EXERCISE INPUT

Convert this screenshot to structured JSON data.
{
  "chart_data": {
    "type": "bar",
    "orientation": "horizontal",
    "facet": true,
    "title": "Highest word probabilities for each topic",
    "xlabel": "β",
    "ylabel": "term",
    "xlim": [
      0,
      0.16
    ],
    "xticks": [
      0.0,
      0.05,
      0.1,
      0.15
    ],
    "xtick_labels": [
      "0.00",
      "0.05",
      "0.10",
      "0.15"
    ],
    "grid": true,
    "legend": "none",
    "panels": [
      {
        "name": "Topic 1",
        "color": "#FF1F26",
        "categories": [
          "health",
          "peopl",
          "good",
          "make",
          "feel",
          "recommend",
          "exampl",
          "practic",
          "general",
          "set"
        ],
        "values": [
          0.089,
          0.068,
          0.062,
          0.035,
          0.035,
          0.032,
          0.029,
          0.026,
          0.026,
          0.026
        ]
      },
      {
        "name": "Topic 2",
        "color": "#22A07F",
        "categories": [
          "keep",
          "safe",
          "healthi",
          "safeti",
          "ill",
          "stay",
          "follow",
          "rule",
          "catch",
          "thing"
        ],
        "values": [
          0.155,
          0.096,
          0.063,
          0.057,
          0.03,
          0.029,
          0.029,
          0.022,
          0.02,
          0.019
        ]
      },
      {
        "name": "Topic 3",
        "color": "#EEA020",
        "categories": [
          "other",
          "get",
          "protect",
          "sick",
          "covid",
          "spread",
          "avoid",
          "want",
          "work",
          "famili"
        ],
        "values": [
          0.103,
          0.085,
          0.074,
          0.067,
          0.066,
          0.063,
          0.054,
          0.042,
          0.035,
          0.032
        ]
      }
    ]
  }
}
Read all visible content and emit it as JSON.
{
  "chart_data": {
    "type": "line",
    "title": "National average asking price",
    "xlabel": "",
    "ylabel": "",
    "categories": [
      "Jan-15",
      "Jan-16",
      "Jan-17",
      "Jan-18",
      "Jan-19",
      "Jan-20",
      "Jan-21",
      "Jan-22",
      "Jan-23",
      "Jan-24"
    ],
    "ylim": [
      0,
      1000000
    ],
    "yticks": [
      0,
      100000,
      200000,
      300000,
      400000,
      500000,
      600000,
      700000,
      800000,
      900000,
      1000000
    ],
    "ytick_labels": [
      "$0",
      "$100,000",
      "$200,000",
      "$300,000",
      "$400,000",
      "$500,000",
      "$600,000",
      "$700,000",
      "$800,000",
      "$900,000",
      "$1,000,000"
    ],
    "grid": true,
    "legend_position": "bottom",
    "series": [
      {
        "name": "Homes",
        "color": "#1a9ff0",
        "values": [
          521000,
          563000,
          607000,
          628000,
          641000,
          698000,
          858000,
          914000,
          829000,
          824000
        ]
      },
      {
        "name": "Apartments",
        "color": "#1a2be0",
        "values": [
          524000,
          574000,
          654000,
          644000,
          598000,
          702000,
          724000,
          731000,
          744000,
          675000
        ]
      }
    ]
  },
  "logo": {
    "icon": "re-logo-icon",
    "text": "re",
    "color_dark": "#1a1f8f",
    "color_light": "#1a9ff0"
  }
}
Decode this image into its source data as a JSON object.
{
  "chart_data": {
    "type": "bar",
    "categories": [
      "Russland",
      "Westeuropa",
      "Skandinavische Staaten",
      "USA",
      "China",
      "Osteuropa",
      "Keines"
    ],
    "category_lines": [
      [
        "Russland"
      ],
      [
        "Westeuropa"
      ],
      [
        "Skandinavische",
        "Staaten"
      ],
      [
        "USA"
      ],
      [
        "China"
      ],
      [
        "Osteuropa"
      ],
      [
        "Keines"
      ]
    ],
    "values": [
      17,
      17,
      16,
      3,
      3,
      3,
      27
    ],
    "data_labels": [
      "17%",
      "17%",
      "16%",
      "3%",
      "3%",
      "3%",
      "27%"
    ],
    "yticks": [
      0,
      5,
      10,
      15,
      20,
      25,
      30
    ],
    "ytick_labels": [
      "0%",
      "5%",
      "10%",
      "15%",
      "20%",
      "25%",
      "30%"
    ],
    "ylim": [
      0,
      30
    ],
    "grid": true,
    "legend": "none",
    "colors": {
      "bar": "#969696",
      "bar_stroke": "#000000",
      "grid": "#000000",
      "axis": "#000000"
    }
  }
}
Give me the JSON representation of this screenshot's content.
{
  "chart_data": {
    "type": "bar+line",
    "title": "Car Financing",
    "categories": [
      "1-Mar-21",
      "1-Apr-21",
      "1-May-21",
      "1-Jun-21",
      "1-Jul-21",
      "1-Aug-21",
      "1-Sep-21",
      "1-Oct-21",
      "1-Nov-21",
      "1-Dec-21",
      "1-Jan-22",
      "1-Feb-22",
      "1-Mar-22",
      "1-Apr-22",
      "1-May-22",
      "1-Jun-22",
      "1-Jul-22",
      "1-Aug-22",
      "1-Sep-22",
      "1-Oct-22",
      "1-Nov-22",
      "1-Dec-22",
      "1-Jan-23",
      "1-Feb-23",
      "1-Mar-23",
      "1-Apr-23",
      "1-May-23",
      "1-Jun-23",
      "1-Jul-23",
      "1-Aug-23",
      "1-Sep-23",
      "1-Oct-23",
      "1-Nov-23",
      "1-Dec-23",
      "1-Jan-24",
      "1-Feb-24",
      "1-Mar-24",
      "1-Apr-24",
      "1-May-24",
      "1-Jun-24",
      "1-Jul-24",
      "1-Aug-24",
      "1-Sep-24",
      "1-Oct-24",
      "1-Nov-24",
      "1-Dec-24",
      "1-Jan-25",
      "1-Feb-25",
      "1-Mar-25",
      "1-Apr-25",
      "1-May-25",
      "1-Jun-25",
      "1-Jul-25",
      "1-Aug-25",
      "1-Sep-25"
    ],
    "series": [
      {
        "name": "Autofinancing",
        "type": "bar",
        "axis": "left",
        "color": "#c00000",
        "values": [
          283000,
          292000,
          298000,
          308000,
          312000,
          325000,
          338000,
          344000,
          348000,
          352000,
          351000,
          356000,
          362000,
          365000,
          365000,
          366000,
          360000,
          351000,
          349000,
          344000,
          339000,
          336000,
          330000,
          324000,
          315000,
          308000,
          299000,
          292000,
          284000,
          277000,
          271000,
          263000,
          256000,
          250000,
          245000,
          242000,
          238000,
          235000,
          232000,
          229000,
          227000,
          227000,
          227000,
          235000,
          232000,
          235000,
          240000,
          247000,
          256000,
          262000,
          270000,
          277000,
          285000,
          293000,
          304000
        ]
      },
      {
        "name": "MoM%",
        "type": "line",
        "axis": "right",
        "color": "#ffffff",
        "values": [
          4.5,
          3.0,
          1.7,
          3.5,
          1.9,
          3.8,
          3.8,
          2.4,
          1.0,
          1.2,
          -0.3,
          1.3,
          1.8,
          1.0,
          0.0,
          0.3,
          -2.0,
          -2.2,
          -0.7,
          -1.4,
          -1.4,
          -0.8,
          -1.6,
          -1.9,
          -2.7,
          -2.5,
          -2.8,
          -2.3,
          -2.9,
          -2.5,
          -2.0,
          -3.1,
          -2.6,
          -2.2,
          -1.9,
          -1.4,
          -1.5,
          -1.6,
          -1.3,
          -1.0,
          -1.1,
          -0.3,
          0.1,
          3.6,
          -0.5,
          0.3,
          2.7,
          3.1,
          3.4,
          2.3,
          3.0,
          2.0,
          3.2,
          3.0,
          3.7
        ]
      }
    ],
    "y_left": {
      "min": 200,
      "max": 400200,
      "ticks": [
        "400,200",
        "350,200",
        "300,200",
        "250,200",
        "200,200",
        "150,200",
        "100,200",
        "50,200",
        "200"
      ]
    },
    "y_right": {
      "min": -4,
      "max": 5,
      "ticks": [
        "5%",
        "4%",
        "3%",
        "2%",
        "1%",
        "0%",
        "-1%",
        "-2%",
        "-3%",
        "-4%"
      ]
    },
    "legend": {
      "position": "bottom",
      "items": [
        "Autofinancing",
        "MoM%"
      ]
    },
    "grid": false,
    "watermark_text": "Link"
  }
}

GIVEN INSTRUCTION
Pick out and copy every line that contains the word "content".

OUTPUT BELOW
Read all visible content and emit it as JSON.
Give me the JSON representation of this screenshot's content.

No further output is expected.